### TEXTO DA PÁGINA
━━━━━━━━━━━━━━━━━━━━

Dança contemporânea e comicidade

No vasto campo das artes, grande parte dos estudos sobre o riso e o risível está mais diretamente ligada ao trabalho teatral. Já que pouquíssimos investimentos teóricos foram mobilizados na aproximação entre a criação em dança e a bibliografia disponível sobre o cômico, cabe atiçar aqui algumas inquietações que dinamizem essa articulação[1]. Entender o corpo cômico na dança contemporânea não só contribui com o levantamento de um conjunto de princípios e aspectos composicionais para apropriações poéticas, mas também com o exercício de projeções teórico-críticas que estejam diretamente ligadas às cenas dos objetos analisados.

Ao invés de me deter na estóica missão de indagar “o que é o riso” ou “quais são os métodos infalíveis de fabricação do cômico na dança”, procuro pensar de que maneira essa reflexão pode corroborar na afirmação do corpo em suas dimensões performativa e pedagógica e do cômico como um meio de subversão de poder e estereótipos. O foco, então, deixa de ser a produção de uma gargalhada explosiva, ou a restrita associação entre riso, bem-estar e prazer. Nesse caminho, o cômico deixa ainda de ser entendido como um mero elemento ou um estilo de criar. Em sua agenda performativa, a comicidade na dança contemporânea ganha o direito de ser, inclusive, desagradável, alcançando uma inflexão mais ampla e produtiva do discurso do corpo.

━━━━━━━━━━━━━━━━━━━━

### TAREFA PROPOSTA A
Transcreva do texto sobre dança contemporânea e comicidade o trecho que começa em "Dança contemporânea e" e vai até "dos objetos analisados.", incluindo este.
### TAREFA PROPOSTA B
Dê continuidade ao texto sobre a comicidade na dança contemporânea, a partir do ponto em que ele termina.

### DADOS REGISTRADOS
━━━━━━━━━━━━━━━━━━━━

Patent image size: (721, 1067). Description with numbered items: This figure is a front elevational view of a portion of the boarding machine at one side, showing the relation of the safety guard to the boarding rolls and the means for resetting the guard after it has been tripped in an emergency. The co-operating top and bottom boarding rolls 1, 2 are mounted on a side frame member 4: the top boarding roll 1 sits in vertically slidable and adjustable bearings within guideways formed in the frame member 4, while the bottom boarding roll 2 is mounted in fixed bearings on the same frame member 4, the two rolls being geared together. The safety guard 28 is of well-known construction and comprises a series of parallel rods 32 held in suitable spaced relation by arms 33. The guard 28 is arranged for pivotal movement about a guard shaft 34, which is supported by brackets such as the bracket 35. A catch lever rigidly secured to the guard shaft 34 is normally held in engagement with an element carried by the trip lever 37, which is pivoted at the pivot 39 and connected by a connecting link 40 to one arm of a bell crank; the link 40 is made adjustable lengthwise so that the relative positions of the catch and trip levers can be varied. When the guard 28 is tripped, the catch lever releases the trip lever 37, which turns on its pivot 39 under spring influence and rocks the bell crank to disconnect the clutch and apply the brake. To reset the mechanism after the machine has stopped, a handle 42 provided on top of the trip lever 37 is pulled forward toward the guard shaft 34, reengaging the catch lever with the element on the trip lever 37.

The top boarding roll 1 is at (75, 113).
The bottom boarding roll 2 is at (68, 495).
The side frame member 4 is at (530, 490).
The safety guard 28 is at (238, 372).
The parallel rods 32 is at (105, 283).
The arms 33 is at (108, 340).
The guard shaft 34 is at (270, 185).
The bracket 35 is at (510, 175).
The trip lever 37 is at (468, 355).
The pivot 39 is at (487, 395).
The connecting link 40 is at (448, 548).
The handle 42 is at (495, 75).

━━━━━━━━━━━━━━━━━━━━

### RESPOSTA ESCRITA A
Dança contemporânea e comicidade

No vasto campo das artes, grande parte dos estudos sobre o riso e o risível está mais diretamente ligada ao trabalho teatral. Já que pouquíssimos investimentos teóricos foram mobilizados na aproximação entre a criação em dança e a bibliografia disponível sobre o cômico, cabe atiçar aqui algumas inquietações que dinamizem essa articulação[1]. Entender o corpo cômico na dança contemporânea não só contribui com o levantamento de um conjunto de princípios e aspectos composicionais para apropriações poéticas, mas também com o exercício de projeções teórico-críticas que estejam diretamente ligadas às cenas dos objetos analisados.

### RESPOSTA ESCRITA B
Ao longo da história, é possível encontrar variadas divisões e classificações do objeto do cômico e do riso que ajudam a localizar as heranças do pensamento sobre o assunto. Para traçar nessas breves linhas um mito de origem na filosofia ocidental, é possível focar no projeto platônico, enquanto uma das mais antigas formulações teóricas sobre o riso. No trecho do diálogo Filebo, o riso está inscrito na discussão sobre o prazer. Para Platão, existem os prazeres verdadeiros – puros e precisos – e os prazeres falsos – aqueles misturados à dor.

Em Platão, o risível é um vício que ilude aquelas pessoas que se desconhecem negando a recomendação socrática do oráculo de Delfos “conhece-te a ti mesmo”, pensando serem mais ricas, belas e virtuosas do que são na realidade. Na teoria do filósofo é moralmente condenável tanto o objeto do riso – alguém que se desconhece – como aquele que ri – por trazer misturado em si prazer e dor. O prazer cômico é um prazer falso e inferior em relação aos prazeres puros do belo e da verdade.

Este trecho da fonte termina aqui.